### Requirements
Return all lines where the word "image" can be found.

Extracted records

────────────────────────────────────────

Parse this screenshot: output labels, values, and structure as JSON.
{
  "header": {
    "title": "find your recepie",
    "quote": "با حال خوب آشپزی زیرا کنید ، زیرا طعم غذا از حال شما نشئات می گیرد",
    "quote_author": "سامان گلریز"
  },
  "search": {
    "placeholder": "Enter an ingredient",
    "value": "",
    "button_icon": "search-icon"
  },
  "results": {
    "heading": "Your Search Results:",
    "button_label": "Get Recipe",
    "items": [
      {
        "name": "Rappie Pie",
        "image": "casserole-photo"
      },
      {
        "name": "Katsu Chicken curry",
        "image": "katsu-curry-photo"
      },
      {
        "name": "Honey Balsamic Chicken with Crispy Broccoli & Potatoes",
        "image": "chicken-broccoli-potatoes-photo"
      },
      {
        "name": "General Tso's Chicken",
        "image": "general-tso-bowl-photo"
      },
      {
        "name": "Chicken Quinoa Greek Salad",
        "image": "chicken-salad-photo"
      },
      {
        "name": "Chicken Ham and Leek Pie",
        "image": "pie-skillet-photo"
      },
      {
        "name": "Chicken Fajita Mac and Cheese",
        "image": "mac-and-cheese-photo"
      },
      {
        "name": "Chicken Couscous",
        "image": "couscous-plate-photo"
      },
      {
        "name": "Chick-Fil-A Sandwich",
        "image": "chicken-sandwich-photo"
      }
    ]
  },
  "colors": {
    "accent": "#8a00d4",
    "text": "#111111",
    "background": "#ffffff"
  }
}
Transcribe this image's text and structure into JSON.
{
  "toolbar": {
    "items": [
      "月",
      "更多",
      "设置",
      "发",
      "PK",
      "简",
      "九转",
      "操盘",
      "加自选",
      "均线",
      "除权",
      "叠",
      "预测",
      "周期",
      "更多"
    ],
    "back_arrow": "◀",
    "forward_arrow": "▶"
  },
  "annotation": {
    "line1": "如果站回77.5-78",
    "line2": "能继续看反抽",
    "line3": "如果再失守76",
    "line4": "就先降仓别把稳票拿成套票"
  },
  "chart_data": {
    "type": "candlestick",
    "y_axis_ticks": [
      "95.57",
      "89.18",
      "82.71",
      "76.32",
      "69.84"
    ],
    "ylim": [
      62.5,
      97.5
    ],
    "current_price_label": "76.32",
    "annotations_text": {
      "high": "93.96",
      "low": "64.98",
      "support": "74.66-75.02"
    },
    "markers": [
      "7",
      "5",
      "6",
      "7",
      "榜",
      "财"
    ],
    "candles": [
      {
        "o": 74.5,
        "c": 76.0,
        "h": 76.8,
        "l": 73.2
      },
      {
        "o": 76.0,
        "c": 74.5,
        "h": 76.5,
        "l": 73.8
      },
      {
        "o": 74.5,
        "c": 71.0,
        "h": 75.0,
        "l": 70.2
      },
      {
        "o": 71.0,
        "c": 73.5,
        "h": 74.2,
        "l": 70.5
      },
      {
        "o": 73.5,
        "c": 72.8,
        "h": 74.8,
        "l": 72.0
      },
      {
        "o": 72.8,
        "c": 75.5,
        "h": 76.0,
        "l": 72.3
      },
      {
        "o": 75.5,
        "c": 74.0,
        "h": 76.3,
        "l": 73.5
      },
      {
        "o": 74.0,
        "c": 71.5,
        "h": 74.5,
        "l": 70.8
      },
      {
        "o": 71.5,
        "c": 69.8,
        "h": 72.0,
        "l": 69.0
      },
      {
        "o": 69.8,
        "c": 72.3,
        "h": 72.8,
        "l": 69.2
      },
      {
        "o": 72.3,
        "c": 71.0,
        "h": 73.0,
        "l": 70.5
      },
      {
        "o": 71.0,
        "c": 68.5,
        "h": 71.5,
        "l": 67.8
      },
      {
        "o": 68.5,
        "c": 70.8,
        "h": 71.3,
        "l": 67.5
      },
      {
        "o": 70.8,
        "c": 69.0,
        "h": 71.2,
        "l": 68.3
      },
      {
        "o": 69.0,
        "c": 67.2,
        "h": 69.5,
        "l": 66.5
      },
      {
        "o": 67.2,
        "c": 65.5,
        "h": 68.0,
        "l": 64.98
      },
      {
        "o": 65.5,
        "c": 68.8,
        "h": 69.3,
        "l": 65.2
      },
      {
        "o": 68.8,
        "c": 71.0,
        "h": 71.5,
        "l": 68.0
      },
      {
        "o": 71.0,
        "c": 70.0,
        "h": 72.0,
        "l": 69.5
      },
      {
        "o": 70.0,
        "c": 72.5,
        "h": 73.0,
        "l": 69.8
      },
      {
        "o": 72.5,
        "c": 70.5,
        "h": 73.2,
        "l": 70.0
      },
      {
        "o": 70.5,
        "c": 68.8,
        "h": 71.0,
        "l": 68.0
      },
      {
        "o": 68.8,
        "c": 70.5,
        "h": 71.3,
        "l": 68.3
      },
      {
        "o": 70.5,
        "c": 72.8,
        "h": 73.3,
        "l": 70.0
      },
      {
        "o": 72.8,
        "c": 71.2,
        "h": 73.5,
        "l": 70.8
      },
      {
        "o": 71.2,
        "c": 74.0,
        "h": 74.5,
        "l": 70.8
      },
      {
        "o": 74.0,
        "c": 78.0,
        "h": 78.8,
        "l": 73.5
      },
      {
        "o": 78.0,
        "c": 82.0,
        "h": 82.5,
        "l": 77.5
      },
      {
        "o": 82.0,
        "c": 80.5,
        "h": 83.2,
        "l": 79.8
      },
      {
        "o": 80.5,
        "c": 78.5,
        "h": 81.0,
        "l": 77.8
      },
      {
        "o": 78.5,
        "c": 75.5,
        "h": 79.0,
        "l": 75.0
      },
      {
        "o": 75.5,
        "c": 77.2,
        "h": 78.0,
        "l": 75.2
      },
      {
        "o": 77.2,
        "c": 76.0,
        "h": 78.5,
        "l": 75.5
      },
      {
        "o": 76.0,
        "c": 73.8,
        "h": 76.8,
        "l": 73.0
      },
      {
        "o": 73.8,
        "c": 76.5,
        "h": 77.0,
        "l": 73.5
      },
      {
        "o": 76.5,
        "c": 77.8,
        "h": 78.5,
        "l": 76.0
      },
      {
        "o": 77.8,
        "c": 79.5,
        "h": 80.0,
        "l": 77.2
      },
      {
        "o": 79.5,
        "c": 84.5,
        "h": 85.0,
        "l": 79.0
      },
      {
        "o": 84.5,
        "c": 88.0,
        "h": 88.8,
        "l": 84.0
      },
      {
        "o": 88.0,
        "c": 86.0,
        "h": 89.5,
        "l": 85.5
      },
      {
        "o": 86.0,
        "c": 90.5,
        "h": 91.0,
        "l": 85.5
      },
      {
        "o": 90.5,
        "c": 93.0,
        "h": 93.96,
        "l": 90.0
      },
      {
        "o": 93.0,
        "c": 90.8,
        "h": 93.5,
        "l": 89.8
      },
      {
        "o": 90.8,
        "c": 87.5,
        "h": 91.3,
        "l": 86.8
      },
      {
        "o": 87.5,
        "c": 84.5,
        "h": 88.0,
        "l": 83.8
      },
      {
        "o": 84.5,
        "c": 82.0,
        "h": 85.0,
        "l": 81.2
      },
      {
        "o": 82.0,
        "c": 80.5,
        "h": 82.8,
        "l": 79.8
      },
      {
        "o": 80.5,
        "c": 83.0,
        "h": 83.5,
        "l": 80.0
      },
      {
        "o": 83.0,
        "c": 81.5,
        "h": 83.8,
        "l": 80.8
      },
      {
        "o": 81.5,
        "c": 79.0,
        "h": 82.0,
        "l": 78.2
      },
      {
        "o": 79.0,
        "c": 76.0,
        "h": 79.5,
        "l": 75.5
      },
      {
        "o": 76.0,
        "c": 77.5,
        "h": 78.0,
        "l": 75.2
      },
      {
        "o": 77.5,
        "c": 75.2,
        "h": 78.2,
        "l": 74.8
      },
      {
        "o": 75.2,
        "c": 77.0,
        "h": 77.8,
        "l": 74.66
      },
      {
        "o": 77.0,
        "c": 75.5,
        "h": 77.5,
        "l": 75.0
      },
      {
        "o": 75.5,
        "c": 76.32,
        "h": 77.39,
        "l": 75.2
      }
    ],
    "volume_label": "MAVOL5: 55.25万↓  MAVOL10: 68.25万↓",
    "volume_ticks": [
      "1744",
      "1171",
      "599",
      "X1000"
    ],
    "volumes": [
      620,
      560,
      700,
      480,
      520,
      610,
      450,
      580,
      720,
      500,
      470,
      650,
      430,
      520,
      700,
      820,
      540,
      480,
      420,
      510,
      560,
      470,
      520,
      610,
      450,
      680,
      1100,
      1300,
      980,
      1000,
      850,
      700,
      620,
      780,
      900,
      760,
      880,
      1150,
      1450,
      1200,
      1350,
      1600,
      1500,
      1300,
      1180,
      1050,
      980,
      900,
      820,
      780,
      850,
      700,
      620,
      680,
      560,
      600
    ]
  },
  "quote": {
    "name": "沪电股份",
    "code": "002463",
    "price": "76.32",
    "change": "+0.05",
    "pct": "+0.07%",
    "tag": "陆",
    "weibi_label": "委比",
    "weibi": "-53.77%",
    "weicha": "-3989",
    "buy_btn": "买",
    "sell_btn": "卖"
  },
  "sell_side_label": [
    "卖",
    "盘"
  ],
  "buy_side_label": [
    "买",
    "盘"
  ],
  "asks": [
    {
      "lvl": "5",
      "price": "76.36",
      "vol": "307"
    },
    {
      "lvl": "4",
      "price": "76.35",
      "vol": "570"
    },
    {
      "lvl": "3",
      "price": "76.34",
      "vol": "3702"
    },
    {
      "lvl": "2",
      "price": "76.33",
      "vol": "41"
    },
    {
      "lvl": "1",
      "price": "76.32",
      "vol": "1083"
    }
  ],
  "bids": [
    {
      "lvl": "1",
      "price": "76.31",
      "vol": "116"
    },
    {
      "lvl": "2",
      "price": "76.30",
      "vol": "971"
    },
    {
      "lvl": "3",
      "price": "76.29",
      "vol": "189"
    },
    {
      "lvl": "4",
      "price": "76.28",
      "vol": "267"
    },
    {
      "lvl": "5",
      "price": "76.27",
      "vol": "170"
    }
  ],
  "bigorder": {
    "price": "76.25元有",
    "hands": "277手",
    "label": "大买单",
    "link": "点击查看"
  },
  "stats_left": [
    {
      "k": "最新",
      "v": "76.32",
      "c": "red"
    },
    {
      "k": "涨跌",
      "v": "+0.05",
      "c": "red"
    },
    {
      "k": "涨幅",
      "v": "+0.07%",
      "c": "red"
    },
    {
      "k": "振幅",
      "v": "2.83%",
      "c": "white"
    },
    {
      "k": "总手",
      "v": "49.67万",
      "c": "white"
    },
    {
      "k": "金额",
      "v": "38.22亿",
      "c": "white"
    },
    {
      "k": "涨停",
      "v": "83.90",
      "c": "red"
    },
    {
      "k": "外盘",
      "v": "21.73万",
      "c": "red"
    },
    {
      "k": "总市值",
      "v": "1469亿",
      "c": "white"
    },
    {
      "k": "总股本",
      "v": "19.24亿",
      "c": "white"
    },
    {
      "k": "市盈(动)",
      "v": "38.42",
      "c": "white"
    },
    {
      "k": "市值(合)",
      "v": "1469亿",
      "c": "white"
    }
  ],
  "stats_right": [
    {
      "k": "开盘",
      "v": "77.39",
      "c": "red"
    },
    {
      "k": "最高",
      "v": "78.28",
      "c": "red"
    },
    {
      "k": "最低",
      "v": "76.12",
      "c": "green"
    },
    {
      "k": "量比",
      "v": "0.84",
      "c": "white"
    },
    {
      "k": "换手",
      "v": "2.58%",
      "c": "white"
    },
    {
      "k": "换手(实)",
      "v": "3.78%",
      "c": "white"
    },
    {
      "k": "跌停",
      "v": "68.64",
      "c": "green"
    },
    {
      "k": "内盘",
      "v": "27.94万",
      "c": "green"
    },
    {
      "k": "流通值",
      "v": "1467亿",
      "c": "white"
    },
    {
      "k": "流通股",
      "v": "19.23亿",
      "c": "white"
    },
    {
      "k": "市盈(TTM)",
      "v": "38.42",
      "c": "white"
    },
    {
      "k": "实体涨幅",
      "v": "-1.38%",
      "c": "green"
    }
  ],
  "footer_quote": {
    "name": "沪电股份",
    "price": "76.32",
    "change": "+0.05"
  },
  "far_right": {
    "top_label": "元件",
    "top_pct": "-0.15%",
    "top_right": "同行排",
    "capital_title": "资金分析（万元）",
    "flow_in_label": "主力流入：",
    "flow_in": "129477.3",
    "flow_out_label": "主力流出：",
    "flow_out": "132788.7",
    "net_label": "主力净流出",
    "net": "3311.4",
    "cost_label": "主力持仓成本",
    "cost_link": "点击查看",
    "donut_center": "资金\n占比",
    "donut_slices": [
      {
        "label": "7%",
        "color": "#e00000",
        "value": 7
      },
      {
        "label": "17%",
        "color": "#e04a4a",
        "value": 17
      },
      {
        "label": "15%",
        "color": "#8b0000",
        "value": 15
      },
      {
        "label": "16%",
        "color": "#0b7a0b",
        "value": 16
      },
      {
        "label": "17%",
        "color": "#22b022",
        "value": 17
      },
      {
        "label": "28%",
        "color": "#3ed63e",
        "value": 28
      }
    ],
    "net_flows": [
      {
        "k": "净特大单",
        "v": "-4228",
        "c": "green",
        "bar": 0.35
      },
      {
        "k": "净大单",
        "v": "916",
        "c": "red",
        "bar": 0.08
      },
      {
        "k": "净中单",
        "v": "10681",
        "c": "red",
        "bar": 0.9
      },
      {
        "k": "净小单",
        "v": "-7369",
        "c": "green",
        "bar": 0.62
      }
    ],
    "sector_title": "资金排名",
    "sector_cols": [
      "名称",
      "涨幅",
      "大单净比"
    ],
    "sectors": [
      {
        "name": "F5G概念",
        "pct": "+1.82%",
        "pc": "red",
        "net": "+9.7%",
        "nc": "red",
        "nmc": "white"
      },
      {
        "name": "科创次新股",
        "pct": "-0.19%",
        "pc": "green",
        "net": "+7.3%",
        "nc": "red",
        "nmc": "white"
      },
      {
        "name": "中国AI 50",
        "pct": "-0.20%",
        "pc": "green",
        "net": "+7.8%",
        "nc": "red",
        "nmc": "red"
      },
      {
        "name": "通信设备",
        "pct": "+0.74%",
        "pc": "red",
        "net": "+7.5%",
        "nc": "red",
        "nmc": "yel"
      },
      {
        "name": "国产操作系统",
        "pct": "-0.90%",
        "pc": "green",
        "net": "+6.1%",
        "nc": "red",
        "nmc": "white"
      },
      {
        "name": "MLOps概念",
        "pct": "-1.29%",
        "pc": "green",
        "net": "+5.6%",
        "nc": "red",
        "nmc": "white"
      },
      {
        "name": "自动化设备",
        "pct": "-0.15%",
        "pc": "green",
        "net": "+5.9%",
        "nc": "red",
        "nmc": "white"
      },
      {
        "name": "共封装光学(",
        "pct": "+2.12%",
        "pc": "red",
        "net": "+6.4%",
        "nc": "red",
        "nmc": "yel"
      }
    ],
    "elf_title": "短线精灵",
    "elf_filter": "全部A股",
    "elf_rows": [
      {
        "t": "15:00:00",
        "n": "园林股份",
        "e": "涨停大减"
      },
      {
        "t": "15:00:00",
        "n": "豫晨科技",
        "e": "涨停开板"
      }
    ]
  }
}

────────────────────────────────────────

### Solution below
        "image": "casserole-photo"
        "image": "katsu-curry-photo"
        "image": "chicken-broccoli-potatoes-photo"
        "image": "general-tso-bowl-photo"
        "image": "chicken-salad-photo"
        "image": "pie-skillet-photo"
        "image": "mac-and-cheese-photo"
        "image": "couscous-plate-photo"
        "image": "chicken-sandwich-photo"
Transcribe this image's text and structure into JSON.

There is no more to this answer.